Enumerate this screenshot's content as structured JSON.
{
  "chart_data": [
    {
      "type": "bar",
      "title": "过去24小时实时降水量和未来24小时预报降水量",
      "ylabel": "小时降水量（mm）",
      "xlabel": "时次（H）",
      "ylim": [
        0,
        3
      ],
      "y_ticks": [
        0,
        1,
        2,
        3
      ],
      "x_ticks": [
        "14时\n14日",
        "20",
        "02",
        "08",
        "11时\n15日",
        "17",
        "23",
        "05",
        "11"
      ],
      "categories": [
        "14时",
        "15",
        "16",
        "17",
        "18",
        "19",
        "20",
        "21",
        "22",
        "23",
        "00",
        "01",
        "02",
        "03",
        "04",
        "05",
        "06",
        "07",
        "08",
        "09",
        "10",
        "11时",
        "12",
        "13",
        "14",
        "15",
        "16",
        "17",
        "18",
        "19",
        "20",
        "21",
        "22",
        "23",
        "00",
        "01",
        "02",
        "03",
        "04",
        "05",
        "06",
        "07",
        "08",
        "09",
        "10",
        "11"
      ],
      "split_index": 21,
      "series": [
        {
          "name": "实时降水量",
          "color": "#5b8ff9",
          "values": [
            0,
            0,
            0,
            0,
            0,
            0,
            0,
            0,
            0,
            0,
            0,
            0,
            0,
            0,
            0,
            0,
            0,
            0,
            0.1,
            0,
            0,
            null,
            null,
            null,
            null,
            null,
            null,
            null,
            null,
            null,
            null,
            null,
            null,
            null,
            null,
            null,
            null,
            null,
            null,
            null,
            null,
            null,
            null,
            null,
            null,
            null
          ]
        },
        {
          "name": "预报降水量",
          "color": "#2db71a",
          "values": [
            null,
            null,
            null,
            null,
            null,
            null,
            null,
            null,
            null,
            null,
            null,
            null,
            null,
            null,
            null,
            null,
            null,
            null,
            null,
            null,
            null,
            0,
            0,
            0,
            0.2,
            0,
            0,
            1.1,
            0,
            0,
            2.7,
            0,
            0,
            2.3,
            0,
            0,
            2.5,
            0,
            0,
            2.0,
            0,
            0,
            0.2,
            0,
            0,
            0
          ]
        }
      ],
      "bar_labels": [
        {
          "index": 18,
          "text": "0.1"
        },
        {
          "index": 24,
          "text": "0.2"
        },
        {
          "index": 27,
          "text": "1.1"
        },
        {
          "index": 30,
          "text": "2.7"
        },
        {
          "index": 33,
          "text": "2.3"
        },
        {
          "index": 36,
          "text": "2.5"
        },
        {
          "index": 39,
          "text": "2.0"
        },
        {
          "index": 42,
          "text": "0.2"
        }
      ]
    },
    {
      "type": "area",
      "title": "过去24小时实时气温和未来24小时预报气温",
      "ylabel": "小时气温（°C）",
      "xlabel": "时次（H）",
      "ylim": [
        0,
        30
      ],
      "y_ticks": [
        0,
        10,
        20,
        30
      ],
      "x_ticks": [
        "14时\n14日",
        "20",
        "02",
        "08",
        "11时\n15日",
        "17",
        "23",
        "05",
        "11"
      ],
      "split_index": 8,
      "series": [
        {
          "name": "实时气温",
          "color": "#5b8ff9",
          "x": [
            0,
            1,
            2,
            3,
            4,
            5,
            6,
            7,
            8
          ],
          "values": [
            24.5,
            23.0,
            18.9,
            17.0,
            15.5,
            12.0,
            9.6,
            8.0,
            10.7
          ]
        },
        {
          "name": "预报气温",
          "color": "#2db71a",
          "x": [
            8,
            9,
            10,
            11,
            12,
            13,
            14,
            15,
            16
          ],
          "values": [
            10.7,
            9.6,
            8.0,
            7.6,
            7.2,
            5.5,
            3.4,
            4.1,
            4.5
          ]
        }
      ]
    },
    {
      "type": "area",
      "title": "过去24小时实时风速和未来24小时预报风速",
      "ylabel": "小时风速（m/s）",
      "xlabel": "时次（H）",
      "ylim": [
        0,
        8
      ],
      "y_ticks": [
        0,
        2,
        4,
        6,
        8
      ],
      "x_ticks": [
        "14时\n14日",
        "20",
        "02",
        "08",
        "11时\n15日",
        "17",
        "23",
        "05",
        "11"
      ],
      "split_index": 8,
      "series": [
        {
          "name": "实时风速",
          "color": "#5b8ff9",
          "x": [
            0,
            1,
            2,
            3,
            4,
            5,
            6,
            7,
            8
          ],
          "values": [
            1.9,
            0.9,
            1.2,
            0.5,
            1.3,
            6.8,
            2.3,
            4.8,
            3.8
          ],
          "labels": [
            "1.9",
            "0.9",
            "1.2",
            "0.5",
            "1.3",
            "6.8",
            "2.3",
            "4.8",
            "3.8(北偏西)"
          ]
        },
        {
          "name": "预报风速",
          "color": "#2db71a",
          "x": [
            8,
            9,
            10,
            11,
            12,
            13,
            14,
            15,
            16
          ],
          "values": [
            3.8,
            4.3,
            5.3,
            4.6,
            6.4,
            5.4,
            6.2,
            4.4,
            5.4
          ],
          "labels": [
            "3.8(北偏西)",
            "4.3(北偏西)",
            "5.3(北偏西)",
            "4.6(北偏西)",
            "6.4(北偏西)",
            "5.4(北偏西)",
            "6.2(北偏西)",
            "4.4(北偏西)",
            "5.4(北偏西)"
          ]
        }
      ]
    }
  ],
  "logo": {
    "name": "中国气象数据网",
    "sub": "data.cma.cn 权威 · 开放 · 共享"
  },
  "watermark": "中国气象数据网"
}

•••

> [What the exercise asks] From the entries above, list each line with "text" in it.

> [Exercise output]
          "text": "0.1"
          "text": "0.2"
          "text": "1.1"
          "text": "2.7"
          "text": "2.3"
          "text": "2.5"
          "text": "2.0"
          "text": "0.2"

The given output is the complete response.